▸ **Objective**
Leave out any pictures and transcribe all other data below exactly.

▸ **Provided entries**

[Begin]

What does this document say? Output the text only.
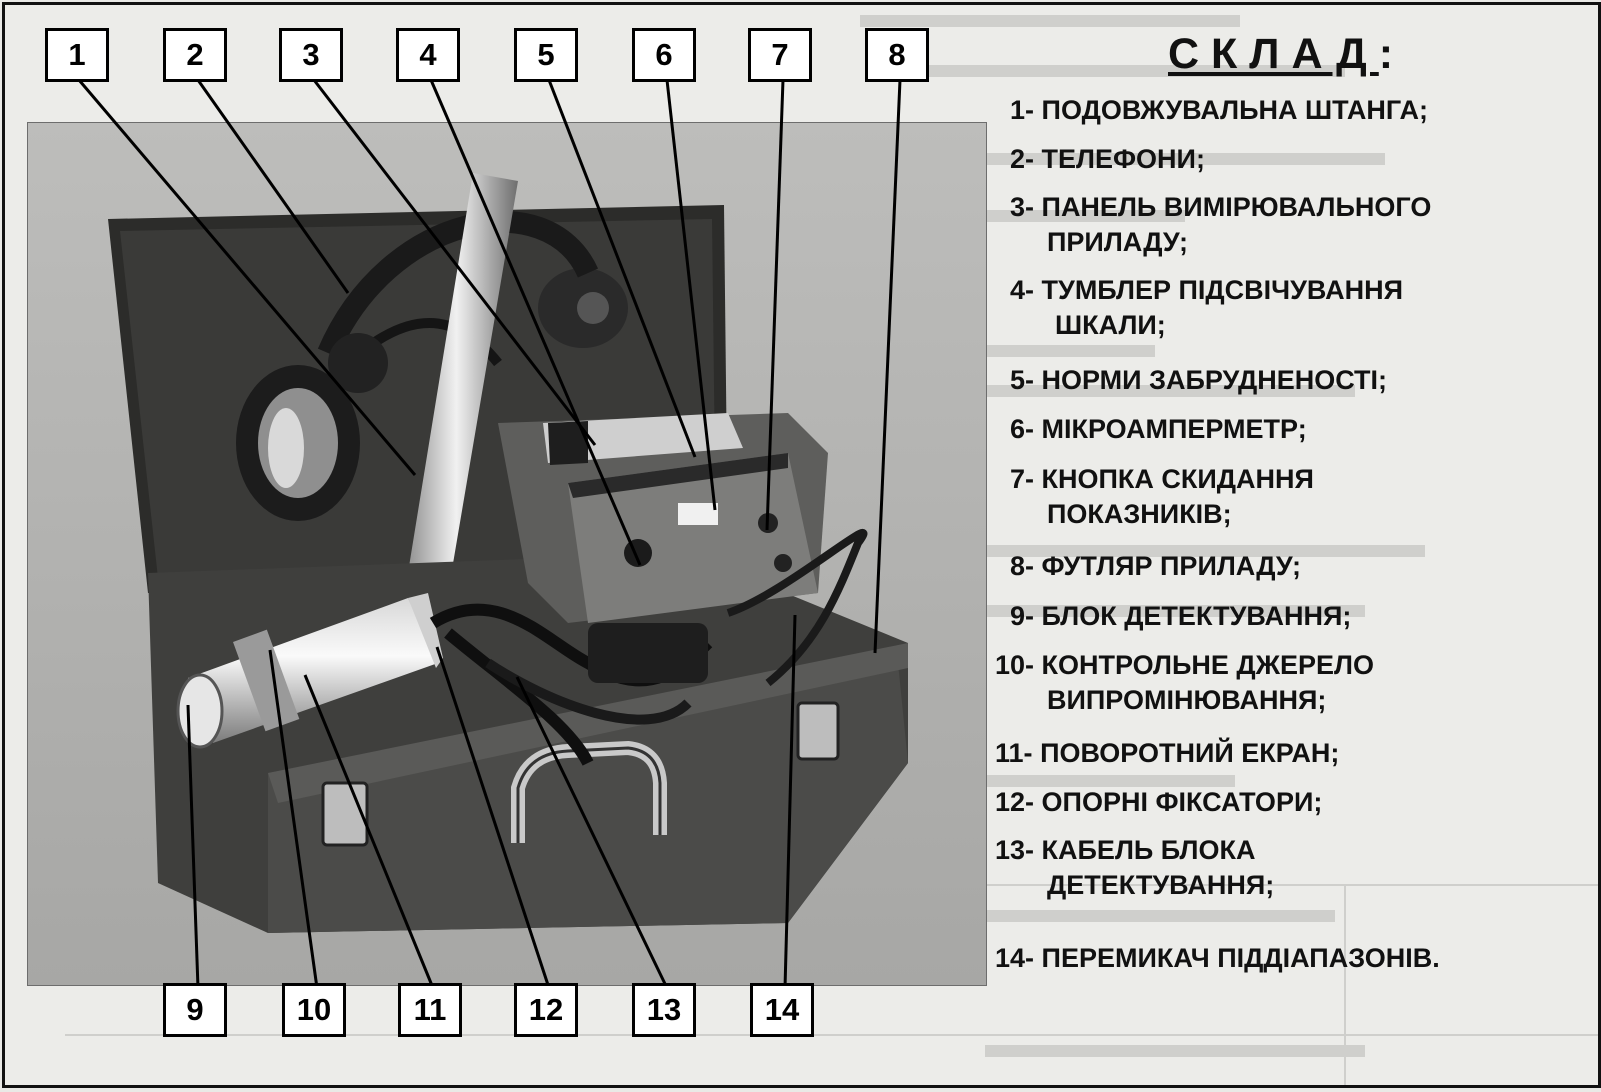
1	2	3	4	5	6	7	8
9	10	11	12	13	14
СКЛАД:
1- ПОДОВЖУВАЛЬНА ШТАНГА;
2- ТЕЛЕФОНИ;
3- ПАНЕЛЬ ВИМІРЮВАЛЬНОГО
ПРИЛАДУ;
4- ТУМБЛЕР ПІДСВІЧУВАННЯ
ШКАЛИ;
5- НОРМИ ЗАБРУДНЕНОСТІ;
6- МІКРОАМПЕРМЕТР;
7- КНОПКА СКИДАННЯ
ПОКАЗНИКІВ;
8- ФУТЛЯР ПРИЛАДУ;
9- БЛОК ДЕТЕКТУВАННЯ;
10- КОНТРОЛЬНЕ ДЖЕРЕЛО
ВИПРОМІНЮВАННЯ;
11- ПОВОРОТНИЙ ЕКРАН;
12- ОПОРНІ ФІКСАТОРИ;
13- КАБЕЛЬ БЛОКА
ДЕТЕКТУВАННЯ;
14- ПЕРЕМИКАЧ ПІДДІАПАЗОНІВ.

[End]

▸ **Exercise result**
What does this document say? Output the text only.
1	2	3	4	5	6	7	8
9	10	11	12	13	14
СКЛАД:
1- ПОДОВЖУВАЛЬНА ШТАНГА;
2- ТЕЛЕФОНИ;
3- ПАНЕЛЬ ВИМІРЮВАЛЬНОГО
ПРИЛАДУ;
4- ТУМБЛЕР ПІДСВІЧУВАННЯ
ШКАЛИ;
5- НОРМИ ЗАБРУДНЕНОСТІ;
6- МІКРОАМПЕРМЕТР;
7- КНОПКА СКИДАННЯ
ПОКАЗНИКІВ;
8- ФУТЛЯР ПРИЛАДУ;
9- БЛОК ДЕТЕКТУВАННЯ;
10- КОНТРОЛЬНЕ ДЖЕРЕЛО
ВИПРОМІНЮВАННЯ;
11- ПОВОРОТНИЙ ЕКРАН;
12- ОПОРНІ ФІКСАТОРИ;
13- КАБЕЛЬ БЛОКА
ДЕТЕКТУВАННЯ;
14- ПЕРЕМИКАЧ ПІДДІАПАЗОНІВ.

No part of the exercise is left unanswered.